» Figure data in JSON

★ ★ ★ ★ ★ ★ ★

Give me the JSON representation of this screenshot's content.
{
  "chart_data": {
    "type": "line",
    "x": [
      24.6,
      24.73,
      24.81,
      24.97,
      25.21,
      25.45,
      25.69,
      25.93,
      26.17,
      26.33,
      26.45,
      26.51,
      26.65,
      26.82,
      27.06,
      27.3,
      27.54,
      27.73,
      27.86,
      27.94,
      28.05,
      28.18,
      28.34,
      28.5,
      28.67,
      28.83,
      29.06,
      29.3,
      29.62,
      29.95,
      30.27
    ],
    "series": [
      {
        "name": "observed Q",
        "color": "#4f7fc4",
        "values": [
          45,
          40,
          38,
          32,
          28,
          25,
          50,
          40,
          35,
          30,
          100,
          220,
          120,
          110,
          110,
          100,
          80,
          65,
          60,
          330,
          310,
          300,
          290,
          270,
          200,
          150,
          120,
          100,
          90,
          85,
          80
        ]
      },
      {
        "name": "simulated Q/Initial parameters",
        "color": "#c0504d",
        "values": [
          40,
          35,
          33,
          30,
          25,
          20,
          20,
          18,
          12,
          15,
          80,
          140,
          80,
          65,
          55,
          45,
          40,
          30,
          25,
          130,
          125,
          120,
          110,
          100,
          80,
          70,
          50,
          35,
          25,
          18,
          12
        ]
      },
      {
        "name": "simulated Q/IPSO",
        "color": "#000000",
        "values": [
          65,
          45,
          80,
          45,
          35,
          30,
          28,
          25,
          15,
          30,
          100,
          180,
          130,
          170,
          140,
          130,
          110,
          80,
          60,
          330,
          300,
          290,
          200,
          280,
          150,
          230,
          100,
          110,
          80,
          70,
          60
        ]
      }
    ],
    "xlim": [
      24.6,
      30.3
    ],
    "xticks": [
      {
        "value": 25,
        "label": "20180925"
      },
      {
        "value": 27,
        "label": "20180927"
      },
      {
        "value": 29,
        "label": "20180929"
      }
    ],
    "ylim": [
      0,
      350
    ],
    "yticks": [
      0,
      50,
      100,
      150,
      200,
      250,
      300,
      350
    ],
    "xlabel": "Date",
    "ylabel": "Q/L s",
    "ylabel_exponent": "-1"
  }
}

★ ★ ★ ★ ★ ★ ★

Each of the records should be retyped exactly.

» Right answer
Give me the JSON representation of this screenshot's content.
{
  "chart_data": {
    "type": "line",
    "x": [
      24.6,
      24.73,
      24.81,
      24.97,
      25.21,
      25.45,
      25.69,
      25.93,
      26.17,
      26.33,
      26.45,
      26.51,
      26.65,
      26.82,
      27.06,
      27.3,
      27.54,
      27.73,
      27.86,
      27.94,
      28.05,
      28.18,
      28.34,
      28.5,
      28.67,
      28.83,
      29.06,
      29.3,
      29.62,
      29.95,
      30.27
    ],
    "series": [
      {
        "name": "observed Q",
        "color": "#4f7fc4",
        "values": [
          45,
          40,
          38,
          32,
          28,
          25,
          50,
          40,
          35,
          30,
          100,
          220,
          120,
          110,
          110,
          100,
          80,
          65,
          60,
          330,
          310,
          300,
          290,
          270,
          200,
          150,
          120,
          100,
          90,
          85,
          80
        ]
      },
      {
        "name": "simulated Q/Initial parameters",
        "color": "#c0504d",
        "values": [
          40,
          35,
          33,
          30,
          25,
          20,
          20,
          18,
          12,
          15,
          80,
          140,
          80,
          65,
          55,
          45,
          40,
          30,
          25,
          130,
          125,
          120,
          110,
          100,
          80,
          70,
          50,
          35,
          25,
          18,
          12
        ]
      },
      {
        "name": "simulated Q/IPSO",
        "color": "#000000",
        "values": [
          65,
          45,
          80,
          45,
          35,
          30,
          28,
          25,
          15,
          30,
          100,
          180,
          130,
          170,
          140,
          130,
          110,
          80,
          60,
          330,
          300,
          290,
          200,
          280,
          150,
          230,
          100,
          110,
          80,
          70,
          60
        ]
      }
    ],
    "xlim": [
      24.6,
      30.3
    ],
    "xticks": [
      {
        "value": 25,
        "label": "20180925"
      },
      {
        "value": 27,
        "label": "20180927"
      },
      {
        "value": 29,
        "label": "20180929"
      }
    ],
    "ylim": [
      0,
      350
    ],
    "yticks": [
      0,
      50,
      100,
      150,
      200,
      250,
      300,
      350
    ],
    "xlabel": "Date",
    "ylabel": "Q/L s",
    "ylabel_exponent": "-1"
  }
}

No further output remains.